**Required work:** Transcribe the listing in full, excluding any pictures.
### Source data
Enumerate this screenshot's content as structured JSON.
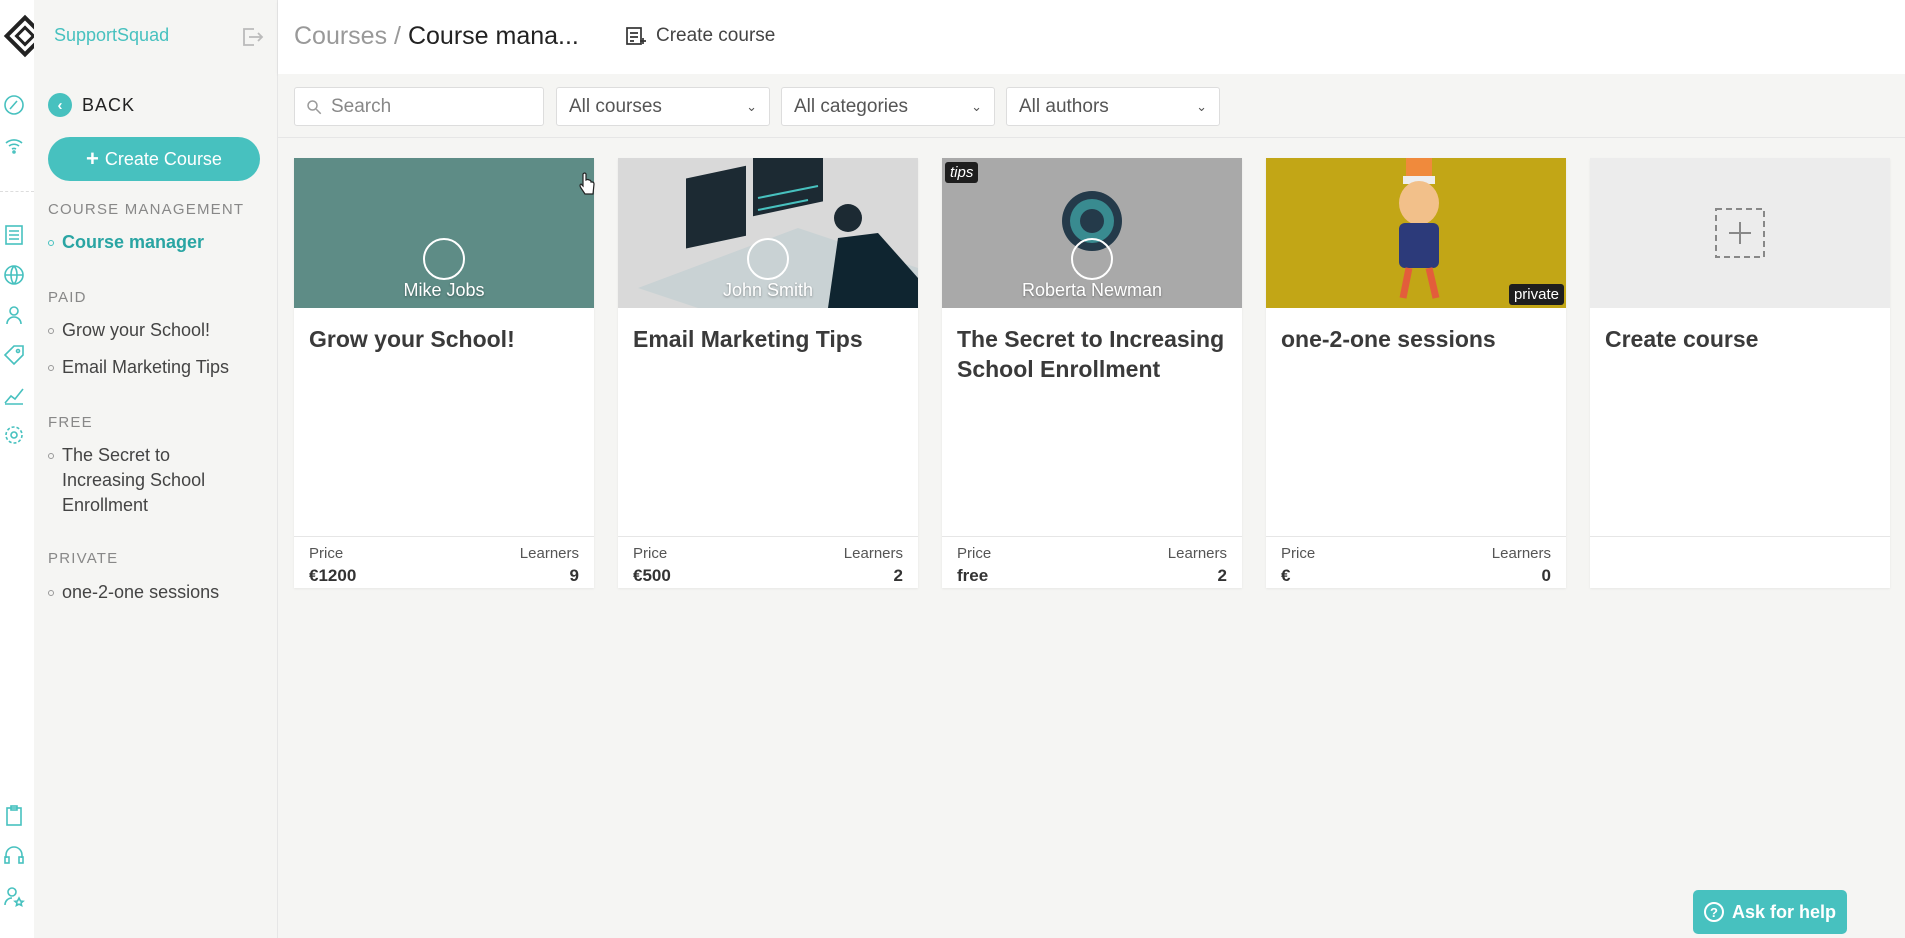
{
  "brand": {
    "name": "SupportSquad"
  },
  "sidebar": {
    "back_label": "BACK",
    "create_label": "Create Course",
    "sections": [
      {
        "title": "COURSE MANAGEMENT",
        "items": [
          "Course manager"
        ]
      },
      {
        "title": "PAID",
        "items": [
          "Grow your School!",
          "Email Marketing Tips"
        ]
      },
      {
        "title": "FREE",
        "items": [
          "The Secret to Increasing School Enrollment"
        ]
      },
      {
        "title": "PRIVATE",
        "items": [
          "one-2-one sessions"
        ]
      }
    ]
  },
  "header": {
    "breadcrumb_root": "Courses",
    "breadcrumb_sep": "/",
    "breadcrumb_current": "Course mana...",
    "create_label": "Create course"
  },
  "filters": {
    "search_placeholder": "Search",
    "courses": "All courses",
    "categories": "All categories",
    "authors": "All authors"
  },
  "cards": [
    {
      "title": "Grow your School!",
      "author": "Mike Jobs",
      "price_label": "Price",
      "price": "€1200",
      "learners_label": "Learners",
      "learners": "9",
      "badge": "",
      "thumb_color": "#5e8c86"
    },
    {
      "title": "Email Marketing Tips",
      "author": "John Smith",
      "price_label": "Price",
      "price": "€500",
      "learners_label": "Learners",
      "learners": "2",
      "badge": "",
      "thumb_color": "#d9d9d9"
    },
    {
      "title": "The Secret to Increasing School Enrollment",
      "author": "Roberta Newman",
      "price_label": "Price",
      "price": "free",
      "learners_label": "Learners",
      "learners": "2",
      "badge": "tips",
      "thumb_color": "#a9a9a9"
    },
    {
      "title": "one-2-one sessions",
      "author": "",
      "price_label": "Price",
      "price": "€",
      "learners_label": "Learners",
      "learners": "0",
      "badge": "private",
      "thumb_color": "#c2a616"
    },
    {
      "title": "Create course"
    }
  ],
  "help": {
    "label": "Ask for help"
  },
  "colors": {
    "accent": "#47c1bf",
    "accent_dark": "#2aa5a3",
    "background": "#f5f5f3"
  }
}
######
**The solution:**
Enumerate this screenshot's content as structured JSON.
{
  "brand": {
    "name": "SupportSquad"
  },
  "sidebar": {
    "back_label": "BACK",
    "create_label": "Create Course",
    "sections": [
      {
        "title": "COURSE MANAGEMENT",
        "items": [
          "Course manager"
        ]
      },
      {
        "title": "PAID",
        "items": [
          "Grow your School!",
          "Email Marketing Tips"
        ]
      },
      {
        "title": "FREE",
        "items": [
          "The Secret to Increasing School Enrollment"
        ]
      },
      {
        "title": "PRIVATE",
        "items": [
          "one-2-one sessions"
        ]
      }
    ]
  },
  "header": {
    "breadcrumb_root": "Courses",
    "breadcrumb_sep": "/",
    "breadcrumb_current": "Course mana...",
    "create_label": "Create course"
  },
  "filters": {
    "search_placeholder": "Search",
    "courses": "All courses",
    "categories": "All categories",
    "authors": "All authors"
  },
  "cards": [
    {
      "title": "Grow your School!",
      "author": "Mike Jobs",
      "price_label": "Price",
      "price": "€1200",
      "learners_label": "Learners",
      "learners": "9",
      "badge": "",
      "thumb_color": "#5e8c86"
    },
    {
      "title": "Email Marketing Tips",
      "author": "John Smith",
      "price_label": "Price",
      "price": "€500",
      "learners_label": "Learners",
      "learners": "2",
      "badge": "",
      "thumb_color": "#d9d9d9"
    },
    {
      "title": "The Secret to Increasing School Enrollment",
      "author": "Roberta Newman",
      "price_label": "Price",
      "price": "free",
      "learners_label": "Learners",
      "learners": "2",
      "badge": "tips",
      "thumb_color": "#a9a9a9"
    },
    {
      "title": "one-2-one sessions",
      "author": "",
      "price_label": "Price",
      "price": "€",
      "learners_label": "Learners",
      "learners": "0",
      "badge": "private",
      "thumb_color": "#c2a616"
    },
    {
      "title": "Create course"
    }
  ],
  "help": {
    "label": "Ask for help"
  },
  "colors": {
    "accent": "#47c1bf",
    "accent_dark": "#2aa5a3",
    "background": "#f5f5f3"
  }
}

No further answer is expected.